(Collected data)
┄┄┄┄┄┄
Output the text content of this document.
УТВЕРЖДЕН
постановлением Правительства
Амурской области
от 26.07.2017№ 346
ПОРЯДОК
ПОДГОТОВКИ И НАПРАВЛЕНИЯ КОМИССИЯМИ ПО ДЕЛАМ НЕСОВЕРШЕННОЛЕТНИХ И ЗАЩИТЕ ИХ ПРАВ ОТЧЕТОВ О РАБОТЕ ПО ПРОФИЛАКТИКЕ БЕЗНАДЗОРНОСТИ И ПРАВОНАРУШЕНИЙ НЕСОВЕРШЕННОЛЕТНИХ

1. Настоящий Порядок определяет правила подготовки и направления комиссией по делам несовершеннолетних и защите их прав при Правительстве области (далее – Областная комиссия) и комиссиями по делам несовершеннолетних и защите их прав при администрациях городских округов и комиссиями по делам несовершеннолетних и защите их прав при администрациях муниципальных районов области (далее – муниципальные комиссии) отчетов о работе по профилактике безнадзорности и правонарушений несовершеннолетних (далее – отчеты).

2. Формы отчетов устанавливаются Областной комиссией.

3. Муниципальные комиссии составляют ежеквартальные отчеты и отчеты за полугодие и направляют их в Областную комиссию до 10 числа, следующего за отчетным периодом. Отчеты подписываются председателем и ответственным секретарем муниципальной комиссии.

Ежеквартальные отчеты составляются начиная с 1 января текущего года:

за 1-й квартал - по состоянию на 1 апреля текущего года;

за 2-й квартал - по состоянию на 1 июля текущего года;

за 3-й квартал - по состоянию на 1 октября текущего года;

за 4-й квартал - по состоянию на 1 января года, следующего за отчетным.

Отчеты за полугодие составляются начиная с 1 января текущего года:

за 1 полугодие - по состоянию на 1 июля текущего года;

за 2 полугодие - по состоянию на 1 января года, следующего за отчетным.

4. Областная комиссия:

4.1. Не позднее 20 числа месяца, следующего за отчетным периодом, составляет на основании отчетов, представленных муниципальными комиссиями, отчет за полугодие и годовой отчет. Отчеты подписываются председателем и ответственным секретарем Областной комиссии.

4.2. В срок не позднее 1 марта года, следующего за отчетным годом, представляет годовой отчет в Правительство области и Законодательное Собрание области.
┄┄┄┄┄┄
What you need to do:
Every record above should be output exactly.

Exercise response:
Output the text content of this document.
УТВЕРЖДЕН
постановлением Правительства
Амурской области
от 26.07.2017№ 346
ПОРЯДОК
ПОДГОТОВКИ И НАПРАВЛЕНИЯ КОМИССИЯМИ ПО ДЕЛАМ НЕСОВЕРШЕННОЛЕТНИХ И ЗАЩИТЕ ИХ ПРАВ ОТЧЕТОВ О РАБОТЕ ПО ПРОФИЛАКТИКЕ БЕЗНАДЗОРНОСТИ И ПРАВОНАРУШЕНИЙ НЕСОВЕРШЕННОЛЕТНИХ

1. Настоящий Порядок определяет правила подготовки и направления комиссией по делам несовершеннолетних и защите их прав при Правительстве области (далее – Областная комиссия) и комиссиями по делам несовершеннолетних и защите их прав при администрациях городских округов и комиссиями по делам несовершеннолетних и защите их прав при администрациях муниципальных районов области (далее – муниципальные комиссии) отчетов о работе по профилактике безнадзорности и правонарушений несовершеннолетних (далее – отчеты).

2. Формы отчетов устанавливаются Областной комиссией.

3. Муниципальные комиссии составляют ежеквартальные отчеты и отчеты за полугодие и направляют их в Областную комиссию до 10 числа, следующего за отчетным периодом. Отчеты подписываются председателем и ответственным секретарем муниципальной комиссии.

Ежеквартальные отчеты составляются начиная с 1 января текущего года:

за 1-й квартал - по состоянию на 1 апреля текущего года;

за 2-й квартал - по состоянию на 1 июля текущего года;

за 3-й квартал - по состоянию на 1 октября текущего года;

за 4-й квартал - по состоянию на 1 января года, следующего за отчетным.

Отчеты за полугодие составляются начиная с 1 января текущего года:

за 1 полугодие - по состоянию на 1 июля текущего года;

за 2 полугодие - по состоянию на 1 января года, следующего за отчетным.

4. Областная комиссия:

4.1. Не позднее 20 числа месяца, следующего за отчетным периодом, составляет на основании отчетов, представленных муниципальными комиссиями, отчет за полугодие и годовой отчет. Отчеты подписываются председателем и ответственным секретарем Областной комиссии.

4.2. В срок не позднее 1 марта года, следующего за отчетным годом, представляет годовой отчет в Правительство области и Законодательное Собрание области.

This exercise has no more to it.